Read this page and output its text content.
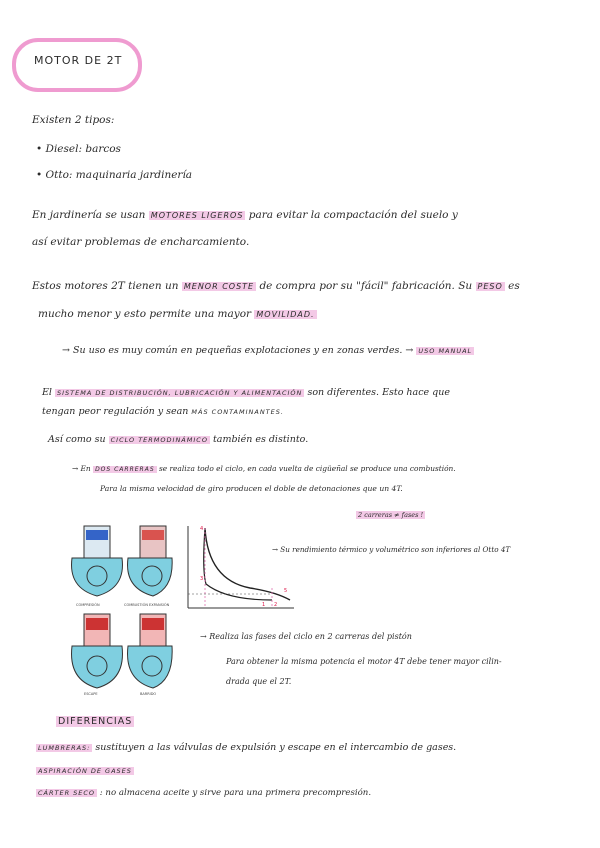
MOTOR DE 2T
Existen 2 tipos:
• Diesel: barcos
• Otto: maquinaria jardinería
En jardinería se usan MOTORES LIGEROS para evitar la compactación del suelo y
así evitar problemas de encharcamiento.
Estos motores 2T tienen un MENOR COSTE de compra por su "fácil" fabricación. Su PESO es
mucho menor y esto permite una mayor MOVILIDAD.
→ Su uso es muy común en pequeñas explotaciones y en zonas verdes. → USO MANUAL
El SISTEMA DE DISTRIBUCIÓN, LUBRICACIÓN Y ALIMENTACIÓN son diferentes. Esto hace que
tengan peor regulación y sean MÁS CONTAMINANTES.
Así como su CICLO TERMODINÁMICO también es distinto.
→ En DOS CARRERAS se realiza todo el ciclo, en cada vuelta de cigüeñal se produce una combustión.
Para la misma velocidad de giro producen el doble de detonaciones que un 4T.
2 carreras ≠ fases !
COMPRESIÓN	COMBUSTIÓN EXPANSIÓN
ESCAPE	BARRIDO
4
3
5
1 2
→ Su rendimiento térmico y volumétrico son inferiores al Otto 4T
→ Realiza las fases del ciclo en 2 carreras del pistón
Para obtener la misma potencia el motor 4T debe tener mayor cilin-
drada que el 2T.
DIFERENCIAS
LUMBRERAS: sustituyen a las válvulas de expulsión y escape en el intercambio de gases.
ASPIRACIÓN DE GASES
CÁRTER SECO : no almacena aceite y sirve para una primera precompresión.
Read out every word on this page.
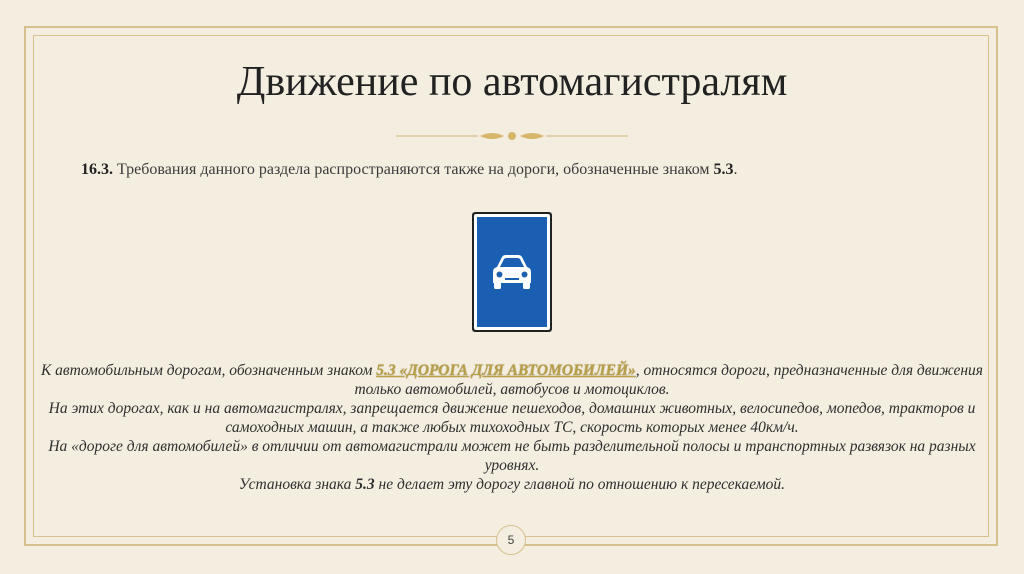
Движение по автомагистралям
16.3. Требования данного раздела распространяются также на дороги, обозначенные знаком 5.3.

К автомобильным дорогам, обозначенным знаком 5.3 «ДОРОГА ДЛЯ АВТОМОБИЛЕЙ», относятся дороги, предназначенные для движения только автомобилей, автобусов и мотоциклов.

На этих дорогах, как и на автомагистралях, запрещается движение пешеходов, домашних животных, велосипедов, мопедов, тракторов и самоходных машин, а также любых тихоходных ТС, скорость которых менее 40км/ч.

На «дороге для автомобилей» в отличии от автомагистрали может не быть разделительной полосы и транспортных развязок на разных уровнях.

Установка знака 5.3 не делает эту дорогу главной по отношению к пересекаемой.

5
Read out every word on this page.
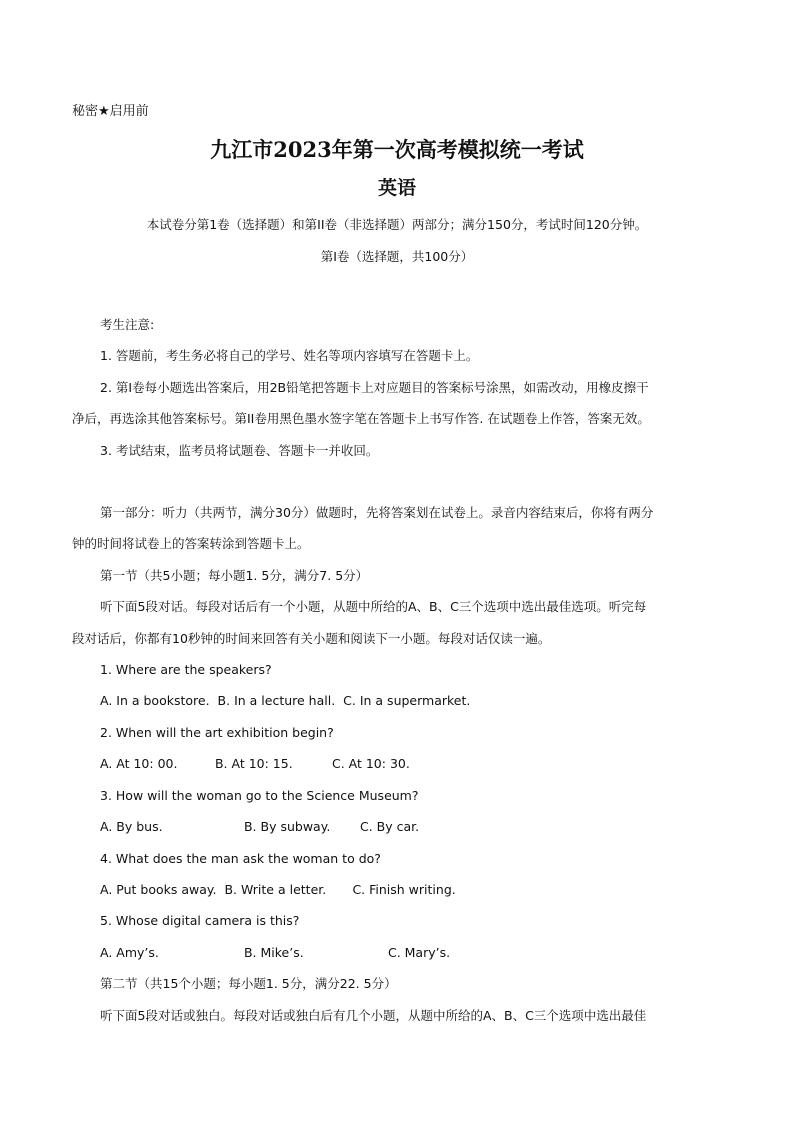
秘密★启用前
九江市2023年第一次高考模拟统一考试
英语
本试卷分第1卷（选择题）和第II卷（非选择题）两部分；满分150分，考试时间120分钟。
第I卷（选择题，共100分）
考生注意:
1. 答题前，考生务必将自己的学号、姓名等项内容填写在答题卡上。
2. 第I卷每小题选出答案后，用2B铅笔把答题卡上对应题目的答案标号涂黑，如需改动，用橡皮擦干
净后，再选涂其他答案标号。第II卷用黑色墨水签字笔在答题卡上书写作答. 在试题卷上作答，答案无效。
3. 考试结束，监考员将试题卷、答题卡一并收回。
第一部分：听力（共两节，满分30分）做题时，先将答案划在试卷上。录音内容结束后，你将有两分
钟的时间将试卷上的答案转涂到答题卡上。
第一节（共5小题；每小题1. 5分，满分7. 5分）
听下面5段对话。每段对话后有一个小题，从题中所给的A、B、C三个选项中选出最佳选项。听完每
段对话后，你都有10秒钟的时间来回答有关小题和阅读下一小题。每段对话仅读一遍。
1. Where are the speakers?
A. In a bookstore. B. In a lecture hall. C. In a supermarket.
2. When will the art exhibition begin?
A. At 10: 00.	B. At 10: 15.	C. At 10: 30.
3. How will the woman go to the Science Museum?
A. By bus.	B. By subway. C. By car.
4. What does the man ask the woman to do?
A. Put books away. B. Write a letter. C. Finish writing.
5. Whose digital camera is this?
A. Amy’s.	B. Mike’s.	C. Mary’s.
第二节（共15个小题；每小题1. 5分，满分22. 5分）
听下面5段对话或独白。每段对话或独白后有几个小题，从题中所给的A、B、C三个选项中选出最佳
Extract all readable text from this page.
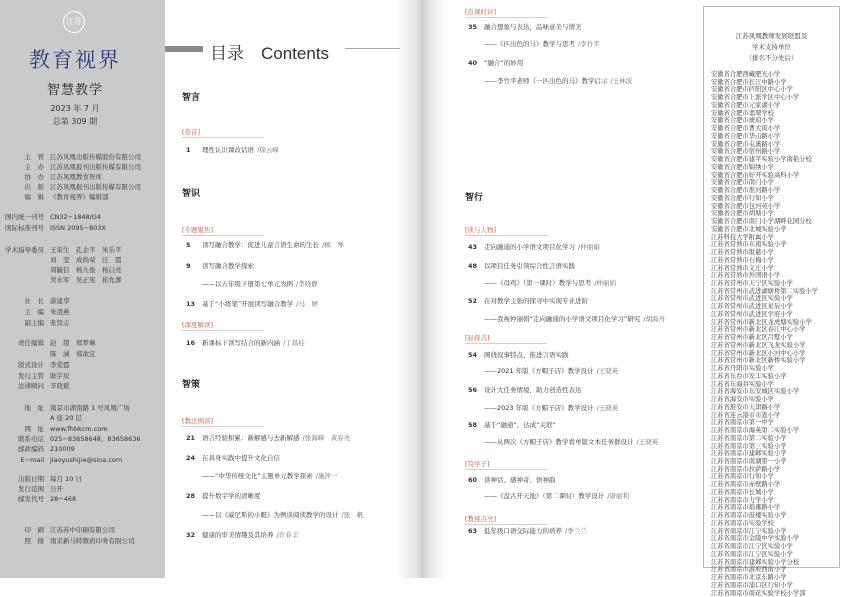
江苏
教育视界
智慧教学
2023 年 7 月
总第 309 期
主　管 江苏凤凰出版传媒股份有限公司
主　办 江苏凤凰报刊出版传媒有限公司
协　办 江苏凤凰教育智库
出　版 江苏凤凰报刊出版传媒有限公司
编　辑 《教育视界》编辑部
国内统一刊号 CN32−1848/G4
国际标准刊号 ISSN 2095−803X
学术指导委员 王荣生　孔企平　朱乐平
刘　坚　成尚荣　汪　霞
周毓信　杨九俊　杨启亮
吴永军　吴正宪　崔允漷
社　长 游建华
主　编 朱凌燕
副主编 张贤志
责任编辑 赵　超　郑梦琳
陈　涵　郑欲宜
版式设计 李爱霞
发行主管 耿宇辰
法律顾问 辛晓斌
地　址 南京市湖南路 1 号凤凰广场
A 座 20 层
网　址 www.fhbkcm.com
联系电话 025−83658648、83658636
邮政编码 210009
E−mail jiaoyushijie@sina.com
出版日期 每月 10 日
发行范围 公开
邮发代号 28−468
印　刷 江苏苏中印刷有限公司
照　排 南京新马特数码印务有限公司
目录　Contents
智言
[卷首]
1 理性认识课改话语 /徐云峰
智识
[专题聚焦]
5 读写融合教学：促进儿童言语生命的生长 /顾　琴
9 读写融合教学探索
——以五年级下册第七单元为例 /李晓静
13 基于“小练笔”开展读写融合教学 /马　婷
[深度解读]
16 新课标下读写结合的新内涵 /丁昌桂
智策
[教法例谈]
21 语言经验积累：新解感与去新解感 /张海峰　黄春亮
24 在具身实践中提升文化自信
——“中华传统文化”主题单元教学探索 /施萍一
28 提升数字学的清晰度
——以《威尼斯的小艇》为例谈阅读教学的设计 /张　帆
32 健康的审美情趣及其培养 /许春丰
[点课时评]
35 融合想象与表达，品味意美与情美
——《匹出色的马》教学与思考 /李竹平
40 “融合”的妙用
——李竹平老师《一匹出色的马》教学启示 /王林波
智行
[读与人物]
43 走向融通的小学语文项目化学习 /仲丽娟
48 以项目任务引领综合性言语实践
——《母鸡》（第一课时）教学与思考 /仲丽娟
52 在对教学主张的探寻中实现专业进阶
——我视仲丽娟“走向融通的小学语文项目化学习”研究 /胡海舟
[轻探点]
54 围绕叙事特点，推进言语实践
——2021 年版《方帽子店》教学设计 /王晓英
56 设计大任务情境，助力创造性表达
——2023 年版《方帽子店》教学设计 /王晓英
58 基于“融通”，达成“关联”
——从两次《方帽子店》教学看单篇文本任务群设计 /王晓英
[笃学子]
60 读神话、感神奇、悟神韵
——《盘古开天地》（第二课时）教学设计 /唐丽利
[教视点亮]
63 低年级口语交际能力的培养 /季兰兰
江苏凤凰教师发展联盟及
学术支持单位
（排名不分先后）
安徽省合肥西藏肥光小学
安徽省合肥市长江中路小学
安徽省合肥市庐阳区中心小学
安徽省合肥市上派学区中心小学
安徽省合肥市元家湖小学
安徽省合肥市翡翠学校
安徽省合肥市琥珀小学
安徽省合肥市曹大街小学
安徽省合肥市华山路小学
安徽省合肥市屯溪路小学
安徽省合肥市宿州路小学
安徽省合肥市建平实验小学南艳分校
安徽省合肥市锦绣小学
安徽省合肥市好开实验高科小学
安徽省合肥市南门小学
安徽省合肥市淮河路小学
安徽省合肥市行知小学
安徽省合肥市包河苑小学
安徽省合肥市胡塘小学
安徽省合肥市南门小学湖畔花园分校
安徽省合肥市北城实验小学
江苏科技大学附属小学
江苏省常熟市东南实验小学
江苏省常熟市报慈小学
江苏省常熟市石梅小学
江苏省常熟市义庄小学
江苏省常熟市外国语小学
江苏省常州市天宁区实验小学
江苏省常州市武进湖塘桥第二实验小学
江苏省常州市武进区实验小学
江苏省常州市武进区星辰小学
江苏省常州市武进区学府小学
江苏省常州市新北区龙虎塘实验小学
江苏省常州市新北区春江中心小学
江苏省常州市新北区吕墅小学
江苏省常州市新北区飞龙实验小学
江苏省常州市新北区小河中心小学
江苏省常州市新北区新桥实验小学
江苏省丹阳市实验小学
江苏省东台市安丰实验小学
江苏省东海县实验小学
江苏省海安市东安城区实验小学
江苏省海安市实验小学
江苏省淮安市天津路小学
江苏省连云港市市直小学
江苏省南京市第一中学
江苏省南京市海英第二实验小学
江苏省南京市第二实验小学
江苏省南京市第三实验小学
江苏省南京市建邺实验小学
江苏省南京市南湖第一小学
江苏省南京市拉萨路小学
江苏省南京市行知小学
江苏省南京市赤壁路小学
江苏省南京市长城小学
江苏省南京市力学小学
江苏省南京市琅琊路小学
江苏省南京市鼓楼实验小学
江苏省南京市实验学校
江苏省南京市江宁实验小学
江苏省南京市金陵中学实验小学
江苏省南京市江宁区实验小学
江苏省南京市江宁区实验小学
江苏省南京市建邺实验小学分校
江苏省南京市游府西街小学
江苏省南京市北京东路小学
江苏省南京市浦口区行知小学
江苏省南京市南花实验学校小学部
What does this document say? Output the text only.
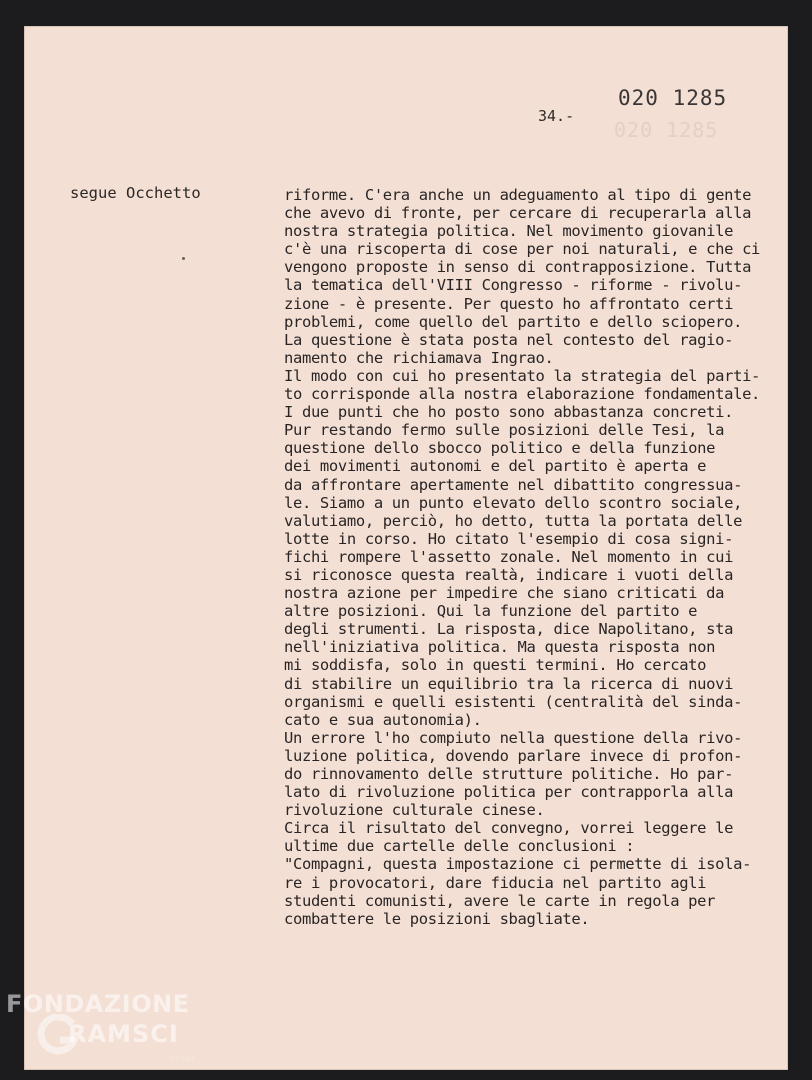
020 1285
020 1285
34.-
segue Occhetto	riforme. C'era anche un adeguamento al tipo di gente
che avevo di fronte, per cercare di recuperarla alla
nostra strategia politica. Nel movimento giovanile
c'è una riscoperta di cose per noi naturali, e che ci
vengono proposte in senso di contrapposizione. Tutta
la tematica dell'VIII Congresso - riforme - rivolu-
zione - è presente. Per questo ho affrontato certi
problemi, come quello del partito e dello sciopero.
La questione è stata posta nel contesto del ragio-
namento che richiamava Ingrao.
Il modo con cui ho presentato la strategia del parti-
to corrisponde alla nostra elaborazione fondamentale.
I due punti che ho posto sono abbastanza concreti.
Pur restando fermo sulle posizioni delle Tesi, la
questione dello sbocco politico e della funzione
dei movimenti autonomi e del partito è aperta e
da affrontare apertamente nel dibattito congressua-
le. Siamo a un punto elevato dello scontro sociale,
valutiamo, perciò, ho detto, tutta la portata delle
lotte in corso. Ho citato l'esempio di cosa signi-
fichi rompere l'assetto zonale. Nel momento in cui
si riconosce questa realtà, indicare i vuoti della
nostra azione per impedire che siano criticati da
altre posizioni. Qui la funzione del partito e
degli strumenti. La risposta, dice Napolitano, sta
nell'iniziativa politica. Ma questa risposta non
mi soddisfa, solo in questi termini. Ho cercato
di stabilire un equilibrio tra la ricerca di nuovi
organismi e quelli esistenti (centralità del sinda-
cato e sua autonomia).
Un errore l'ho compiuto nella questione della rivo-
luzione politica, dovendo parlare invece di profon-
do rinnovamento delle strutture politiche. Ho par-
lato di rivoluzione politica per contrapporla alla
rivoluzione culturale cinese.
Circa il risultato del convegno, vorrei leggere le
ultime due cartelle delle conclusioni :
"Compagni, questa impostazione ci permette di isola-
re i provocatori, dare fiducia nel partito agli
studenti comunisti, avere le carte in regola per
combattere le posizioni sbagliate.
FONDAZIONE
RAMSCI
onlus
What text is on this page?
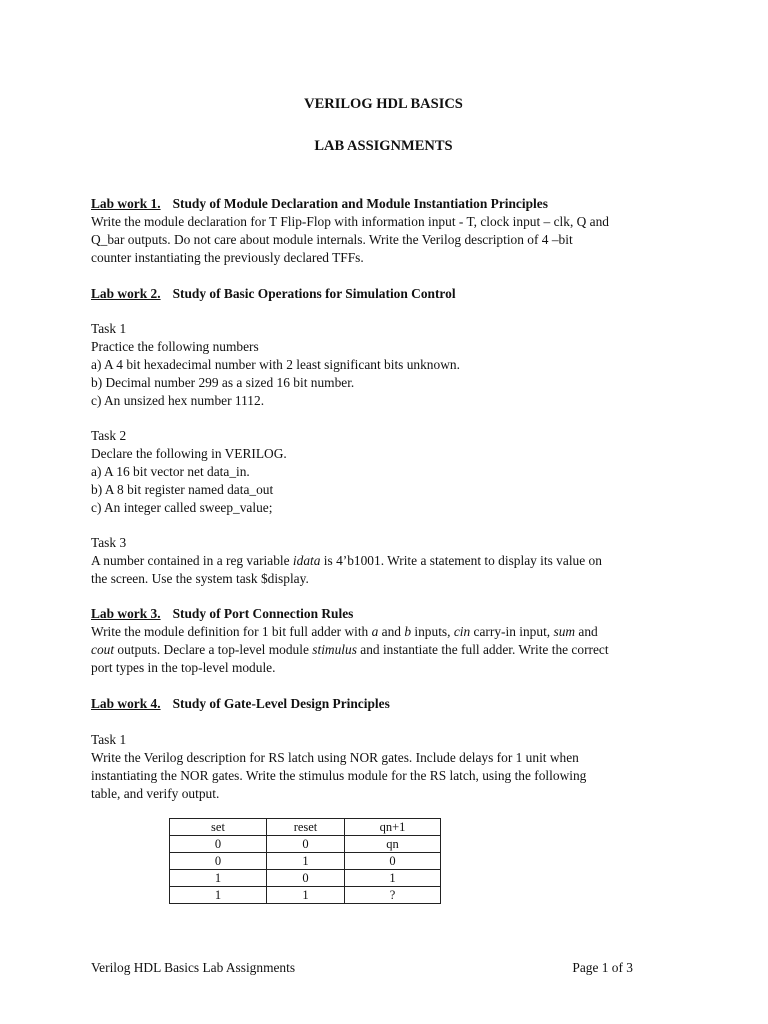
VERILOG HDL BASICS
LAB ASSIGNMENTS
Lab work 1. Study of Module Declaration and Module Instantiation Principles
Write the module declaration for T Flip-Flop with information input - T, clock input – clk, Q and
Q_bar outputs. Do not care about module internals. Write the Verilog description of 4 –bit
counter instantiating the previously declared TFFs.
Lab work 2. Study of Basic Operations for Simulation Control
Task 1
Practice the following numbers
a) A 4 bit hexadecimal number with 2 least significant bits unknown.
b) Decimal number 299 as a sized 16 bit number.
c) An unsized hex number 1112.
Task 2
Declare the following in VERILOG.
a) A 16 bit vector net data_in.
b) A 8 bit register named data_out
c) An integer called sweep_value;
Task 3
A number contained in a reg variable idata is 4’b1001. Write a statement to display its value on
the screen. Use the system task $display.
Lab work 3. Study of Port Connection Rules
Write the module definition for 1 bit full adder with a and b inputs, cin carry-in input, sum and
cout outputs. Declare a top-level module stimulus and instantiate the full adder. Write the correct
port types in the top-level module.
Lab work 4. Study of Gate-Level Design Principles
Task 1
Write the Verilog description for RS latch using NOR gates. Include delays for 1 unit when
instantiating the NOR gates. Write the stimulus module for the RS latch, using the following
table, and verify output.
set	reset	qn+1
0	0	qn
0	1	0
1	0	1
1	1	?
Verilog HDL Basics Lab Assignments	Page 1 of 3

# # #

§ **EXERCISE PROMPT**: Among these entries, how many lines include the string "stimulus"? Reply with the number by itself.

§ **EXPECTED OUTPUT**: 2